(Provided records):
** BEGIN **

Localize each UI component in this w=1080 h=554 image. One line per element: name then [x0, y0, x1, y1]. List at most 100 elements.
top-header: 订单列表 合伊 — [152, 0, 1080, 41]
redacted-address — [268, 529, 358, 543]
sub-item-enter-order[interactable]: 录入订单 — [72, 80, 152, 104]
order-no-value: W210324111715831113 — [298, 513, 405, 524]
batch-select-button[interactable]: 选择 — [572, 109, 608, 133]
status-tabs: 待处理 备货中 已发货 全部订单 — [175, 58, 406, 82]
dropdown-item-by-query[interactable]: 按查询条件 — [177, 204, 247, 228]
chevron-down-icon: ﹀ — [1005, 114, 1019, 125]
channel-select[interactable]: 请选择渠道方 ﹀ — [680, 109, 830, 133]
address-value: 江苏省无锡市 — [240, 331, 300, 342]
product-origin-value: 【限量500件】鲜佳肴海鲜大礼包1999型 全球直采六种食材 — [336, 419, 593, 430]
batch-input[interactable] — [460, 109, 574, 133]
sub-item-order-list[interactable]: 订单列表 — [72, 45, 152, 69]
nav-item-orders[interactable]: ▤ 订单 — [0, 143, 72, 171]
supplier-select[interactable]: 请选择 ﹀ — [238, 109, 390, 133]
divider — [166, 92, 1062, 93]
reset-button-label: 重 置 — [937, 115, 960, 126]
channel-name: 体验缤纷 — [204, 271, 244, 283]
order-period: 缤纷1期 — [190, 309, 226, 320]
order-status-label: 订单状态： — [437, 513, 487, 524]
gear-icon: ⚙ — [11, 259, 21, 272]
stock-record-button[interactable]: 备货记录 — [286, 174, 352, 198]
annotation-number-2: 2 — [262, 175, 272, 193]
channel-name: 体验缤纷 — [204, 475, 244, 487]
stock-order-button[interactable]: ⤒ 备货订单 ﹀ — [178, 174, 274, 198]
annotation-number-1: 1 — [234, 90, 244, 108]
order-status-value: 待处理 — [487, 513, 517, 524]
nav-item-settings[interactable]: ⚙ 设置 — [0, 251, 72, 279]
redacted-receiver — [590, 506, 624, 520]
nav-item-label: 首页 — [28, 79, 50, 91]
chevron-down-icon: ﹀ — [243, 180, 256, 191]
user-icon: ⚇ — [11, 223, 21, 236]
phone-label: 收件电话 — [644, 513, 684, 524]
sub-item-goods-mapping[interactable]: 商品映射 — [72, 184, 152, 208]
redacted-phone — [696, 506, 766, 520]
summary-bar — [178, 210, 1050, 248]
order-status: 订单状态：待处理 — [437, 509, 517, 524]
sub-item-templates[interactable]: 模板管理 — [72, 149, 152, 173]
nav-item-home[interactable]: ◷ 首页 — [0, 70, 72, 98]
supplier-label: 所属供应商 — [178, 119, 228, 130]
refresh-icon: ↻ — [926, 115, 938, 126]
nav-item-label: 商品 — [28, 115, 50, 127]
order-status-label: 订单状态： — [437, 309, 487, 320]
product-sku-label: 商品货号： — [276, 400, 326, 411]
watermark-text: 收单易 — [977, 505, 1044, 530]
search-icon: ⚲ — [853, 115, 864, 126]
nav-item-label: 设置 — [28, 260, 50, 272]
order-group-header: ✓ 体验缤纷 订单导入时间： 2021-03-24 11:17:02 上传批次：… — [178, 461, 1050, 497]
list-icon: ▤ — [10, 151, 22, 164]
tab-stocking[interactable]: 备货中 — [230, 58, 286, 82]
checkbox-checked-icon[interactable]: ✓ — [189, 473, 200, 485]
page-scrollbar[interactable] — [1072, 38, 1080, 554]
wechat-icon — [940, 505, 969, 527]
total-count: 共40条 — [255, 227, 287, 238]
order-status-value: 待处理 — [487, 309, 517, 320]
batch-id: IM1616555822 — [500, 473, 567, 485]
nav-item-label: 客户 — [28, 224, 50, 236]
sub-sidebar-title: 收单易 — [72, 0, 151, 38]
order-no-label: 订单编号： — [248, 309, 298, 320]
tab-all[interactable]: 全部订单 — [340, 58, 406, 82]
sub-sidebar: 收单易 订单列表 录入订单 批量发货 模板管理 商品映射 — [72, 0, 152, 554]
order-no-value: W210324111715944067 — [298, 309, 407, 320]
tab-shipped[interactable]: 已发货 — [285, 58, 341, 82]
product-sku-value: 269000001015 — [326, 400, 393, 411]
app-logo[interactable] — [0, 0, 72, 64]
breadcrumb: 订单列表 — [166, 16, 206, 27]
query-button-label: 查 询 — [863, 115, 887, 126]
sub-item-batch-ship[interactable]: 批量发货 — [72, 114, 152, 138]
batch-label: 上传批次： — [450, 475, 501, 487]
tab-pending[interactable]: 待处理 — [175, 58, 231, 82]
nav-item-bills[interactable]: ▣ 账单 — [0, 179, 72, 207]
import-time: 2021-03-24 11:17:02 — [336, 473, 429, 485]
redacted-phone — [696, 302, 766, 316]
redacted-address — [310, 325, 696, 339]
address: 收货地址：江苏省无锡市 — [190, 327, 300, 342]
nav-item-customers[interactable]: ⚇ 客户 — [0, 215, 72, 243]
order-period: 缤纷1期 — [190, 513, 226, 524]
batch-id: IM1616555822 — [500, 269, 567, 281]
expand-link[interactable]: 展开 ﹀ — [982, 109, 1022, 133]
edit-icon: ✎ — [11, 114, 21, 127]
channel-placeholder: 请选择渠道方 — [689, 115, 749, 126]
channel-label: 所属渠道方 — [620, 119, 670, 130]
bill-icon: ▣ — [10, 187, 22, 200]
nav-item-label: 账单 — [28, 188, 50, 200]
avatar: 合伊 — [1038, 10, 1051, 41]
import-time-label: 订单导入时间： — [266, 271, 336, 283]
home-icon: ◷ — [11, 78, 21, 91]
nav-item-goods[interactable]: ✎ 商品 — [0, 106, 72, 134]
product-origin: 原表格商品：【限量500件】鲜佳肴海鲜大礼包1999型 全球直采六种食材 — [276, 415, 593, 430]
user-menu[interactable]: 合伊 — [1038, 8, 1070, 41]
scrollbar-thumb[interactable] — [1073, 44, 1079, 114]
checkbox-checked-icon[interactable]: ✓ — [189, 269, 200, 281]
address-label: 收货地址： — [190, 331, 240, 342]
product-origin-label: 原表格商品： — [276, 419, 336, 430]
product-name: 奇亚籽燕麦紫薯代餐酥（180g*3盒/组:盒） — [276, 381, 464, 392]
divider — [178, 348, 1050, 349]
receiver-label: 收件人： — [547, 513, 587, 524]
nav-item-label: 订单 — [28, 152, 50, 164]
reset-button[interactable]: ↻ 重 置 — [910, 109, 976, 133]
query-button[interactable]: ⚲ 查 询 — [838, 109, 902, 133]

** END **
** BEGIN **

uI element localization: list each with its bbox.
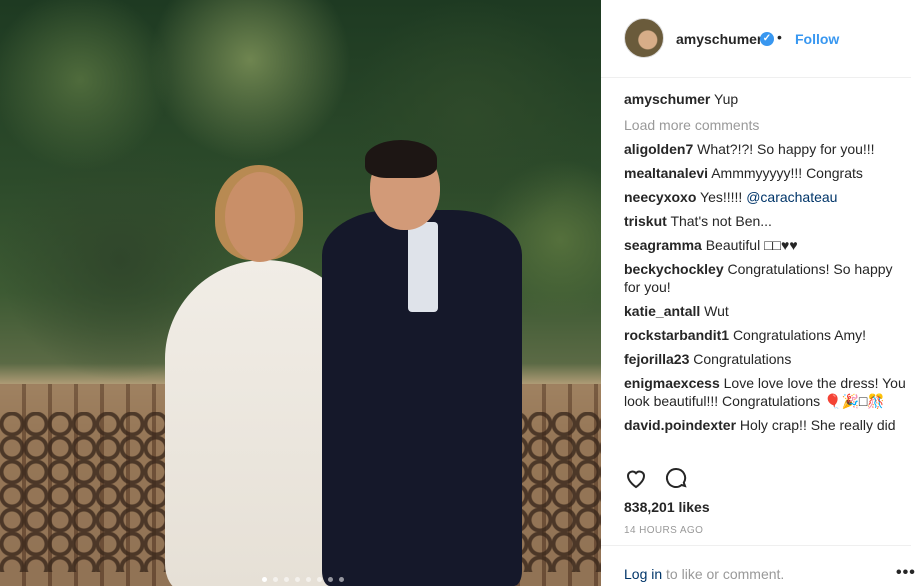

** END **

(Work instructions): Please give only the number of lines in the material above that contain the string "录入订单". Case counts.

(Output of the exercise): 2